> **GIVEN PROBLEM**: For the listing underneath, give the count of lines containing the string "color" and nothing further.
>> begin SUPPLIED INFORMATION
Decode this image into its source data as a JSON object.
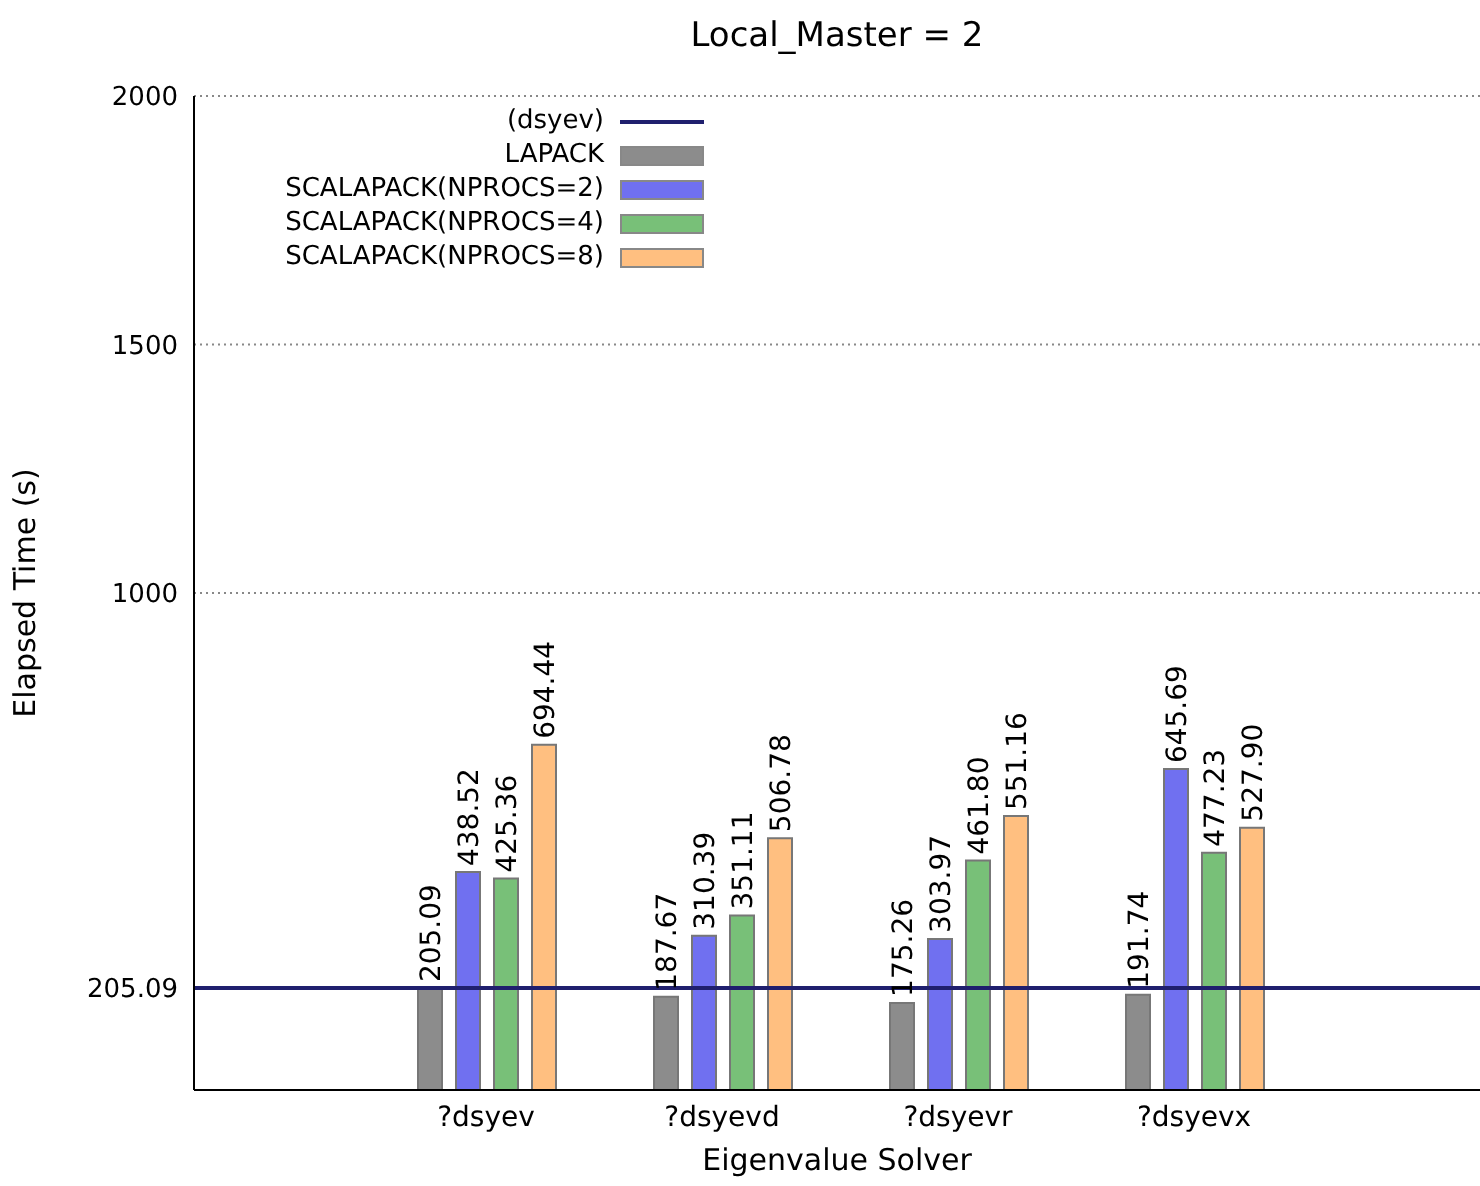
{
  "chart_data": {
    "type": "bar",
    "title": "Local_Master = 2",
    "xlabel": "Eigenvalue Solver",
    "ylabel": "Elapsed Time (s)",
    "categories": [
      "?dsyev",
      "?dsyevd",
      "?dsyevr",
      "?dsyevx"
    ],
    "series": [
      {
        "name": "LAPACK",
        "color": "#8c8c8c",
        "values": [
          205.09,
          187.67,
          175.26,
          191.74
        ]
      },
      {
        "name": "SCALAPACK(NPROCS=2)",
        "color": "#7070f0",
        "values": [
          438.52,
          310.39,
          303.97,
          645.69
        ]
      },
      {
        "name": "SCALAPACK(NPROCS=4)",
        "color": "#78c078",
        "values": [
          425.36,
          351.11,
          461.8,
          477.23
        ],
        "value_labels": [
          "425.36",
          "351.11",
          "461.80",
          "477.23"
        ]
      },
      {
        "name": "SCALAPACK(NPROCS=8)",
        "color": "#ffbf80",
        "values": [
          694.44,
          506.78,
          551.16,
          527.9
        ],
        "value_labels": [
          "694.44",
          "506.78",
          "551.16",
          "527.90"
        ]
      }
    ],
    "ref_lines": [
      {
        "axis": "y",
        "value": 205.09,
        "label": "(dsyev)",
        "color": "#1f1f6e"
      }
    ],
    "ylim": [
      0,
      2000
    ],
    "yticks": [
      {
        "value": 205.09,
        "label": "205.09"
      },
      1000,
      1500,
      2000
    ],
    "grid": "y",
    "legend": "top left",
    "data_labels": true
  }
}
>> end SUPPLIED INFORMATION
> **ANSWER IN FULL**: 5